=== Ausgangstext ===

Wie schafft jemand so etwas? Er verhält sich egozentrisch, ansprüchlich, arrogant, ausbeuterisch, eigenbrötlerisch und selbstsüchtig. Will er das? Merkt er es? Kann er die Wirkung erfassen? Wie lässt es sich erklären, dass ein Mensch so auftritt und wirkt?
Aus psychologischer Sicht lässt es sich so verstehen: Er wurde so, weil er in seinem bisherigen Leben keinen anderen Weg gefunden hat, ein irgendwann mal erlebtes Leid anders als auf diese Weise zu verarbeiten. Das Muster seiner Notbewältigung aus frühen Tagen – ich muss mich so organisieren, dass ich niemanden brauche – ist hyperstabil. Er benimmt sich immer noch so, wie er als Kind gelernt hat, seelisch zu überleben, obwohl er schon längst nicht mehr in der Ursprungsfamilie lebt, in der er großgeworden ist. Seine Vergangenheit ist nicht vergangen, sondern permanente Gegenwart. Die Software seiner Kindheit bestimmt das Leben als Erwachsener.
Wir Menschen sind seelische Überlebenskünstler. Das müssen wir auch sein, weil viele von uns unter ungünstigen Bedingungen großwerden, manchmal, ohne es zu merken. Wer in ungünstigen Umständen überlebt, bildet allerdings nicht unbedingt die Fähigkeiten aus, die es zu einem guten Leben braucht.
Überleben garantiert die Kunst im Umgang mit Unglück, aber nicht die Offenheit für Glück.
In diesem Buch geht es um die Form von seelischem Überleben, die man als Narzissmus bezeichnet. Deshalb wird es hilfreich sein, wenn ich Ihnen zunächst beschreibe, um welche Not es denn geht. Was erleben Kinder und bearbeiten es in der Folge so, dass dabei narzisstische Erlebens- und Verhaltensweisen herauskommen?

=== Aufgabe ===
Welche der drei Aussagen über den Text zum seelischen Überleben treffen zu: (a) Das Muster der Notbewältigung aus frühen Tagen ist hyperstabil. (b) Überleben garantiert die Offenheit für Glück. (c) Der beschriebene Mensch lebt noch in seiner Ursprungsfamilie. Antworte jeweils mit Ja oder Nein und zitiere die entscheidenden Worte des Textes wörtlich. Stütze dich ausschließlich auf den Text.

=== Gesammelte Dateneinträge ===
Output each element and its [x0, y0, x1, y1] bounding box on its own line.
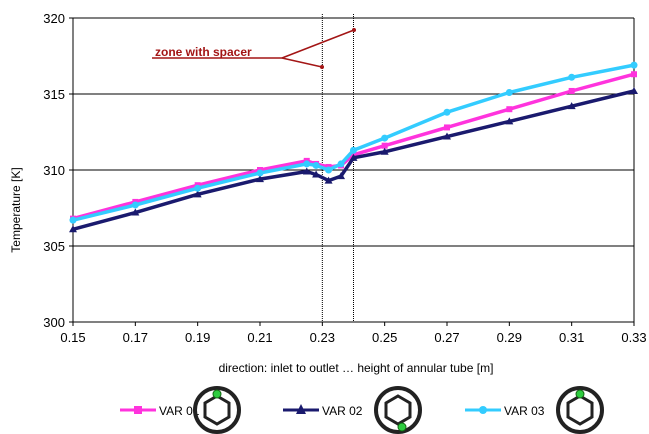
data-point-var-03: [312, 161, 320, 169]
y-tick-label: 320: [43, 11, 65, 26]
data-point-var-02: [324, 176, 333, 184]
x-tick-label: 0.25: [372, 330, 397, 345]
data-point-var-02: [312, 170, 321, 178]
tube-cross-section-icon: [556, 386, 604, 434]
data-point-var-01: [444, 124, 450, 131]
data-point-var-02: [567, 102, 576, 110]
data-point-var-03: [131, 201, 139, 209]
x-tick-label: 0.15: [60, 330, 85, 345]
x-tick-label: 0.17: [123, 330, 148, 345]
x-tick-label: 0.19: [185, 330, 210, 345]
data-point-var-02: [131, 208, 140, 216]
annotation-arrow-down: [281, 57, 323, 68]
data-point-var-03: [505, 88, 513, 96]
data-point-var-03: [350, 146, 357, 154]
x-tick-label: 0.31: [559, 330, 584, 345]
y-tick-label: 305: [43, 239, 65, 254]
series-line-var-02: [72, 89, 635, 231]
data-point-var-03: [303, 160, 311, 168]
legend-item-var01: VAR 01: [120, 386, 241, 434]
y-axis-label: Temperature [K]: [9, 167, 23, 252]
x-tick-label: 0.29: [497, 330, 522, 345]
legend-label-var03: VAR 03: [504, 404, 545, 418]
legend-item-var03: VAR 03: [465, 386, 604, 434]
data-point-var-01: [631, 71, 637, 78]
data-point-var-02: [193, 190, 202, 198]
x-tick-label: 0.21: [247, 330, 272, 345]
y-tick-label: 315: [43, 87, 65, 102]
x-axis-label: direction: inlet to outlet … height of a…: [219, 361, 494, 375]
tick-labels: 300 305 310 315 320 0.15 0.17 0.19 0.21 0.23 0.25 0…: [43, 11, 646, 345]
legend-marker-var02: [296, 404, 306, 414]
legend: VAR 01 VAR 02 VAR 03: [120, 386, 604, 434]
data-point-var-03: [256, 169, 264, 177]
series-line-var-03: [72, 63, 635, 222]
legend-marker-var01: [134, 406, 142, 414]
data-point-var-02: [630, 86, 638, 94]
tube-cross-section-icon: [374, 386, 422, 434]
data-point-var-01: [506, 106, 513, 113]
series-lines: [69, 61, 638, 233]
x-tick-label: 0.33: [621, 330, 646, 345]
data-point-var-02: [302, 167, 311, 175]
data-point-var-03: [325, 166, 333, 174]
data-point-var-03: [194, 184, 202, 192]
data-point-var-02: [256, 175, 264, 183]
axes: [69, 17, 635, 326]
annotation-arrow-up: [281, 29, 355, 59]
annotation-arrow-tip-up: [352, 28, 356, 32]
legend-label-var01: VAR 01: [159, 404, 200, 418]
data-point-var-03: [69, 216, 77, 224]
data-point-var-02: [337, 172, 346, 180]
data-point-var-03: [337, 160, 345, 168]
data-point-var-01: [381, 142, 388, 149]
annotation-arrow-tip-down: [320, 65, 324, 69]
spacer-annotation: zone with spacer: [152, 28, 356, 69]
data-point-var-02: [505, 117, 514, 125]
legend-item-var02: VAR 02: [283, 386, 422, 434]
tube-cross-section-icon: [193, 386, 241, 434]
data-point-var-02: [349, 153, 358, 161]
data-point-var-03: [630, 61, 638, 69]
legend-label-var02: VAR 02: [322, 404, 363, 418]
data-point-var-01: [568, 87, 575, 94]
x-tick-label: 0.27: [434, 330, 459, 345]
data-point-var-02: [69, 225, 77, 233]
legend-marker-var03: [479, 406, 487, 414]
data-point-var-03: [568, 73, 576, 81]
data-point-var-03: [443, 108, 451, 116]
x-tick-label: 0.23: [310, 330, 335, 345]
y-tick-label: 310: [43, 163, 65, 178]
data-point-var-03: [381, 134, 389, 142]
data-point-var-02: [380, 147, 389, 155]
data-point-var-02: [443, 132, 451, 140]
annotation-label: zone with spacer: [155, 45, 252, 59]
y-tick-label: 300: [43, 315, 65, 330]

=== Richtige Lösung ===
(a) Ja: „Das Muster seiner Notbewältigung aus frühen Tagen – ich muss mich so organisieren, dass ich niemanden brauche – ist hyperstabil.“
(b) Nein: „Überleben garantiert die Kunst im Umgang mit Unglück, aber nicht die Offenheit für Glück.“
(c) Nein: „obwohl er schon längst nicht mehr in der Ursprungsfamilie lebt, in der er großgeworden ist“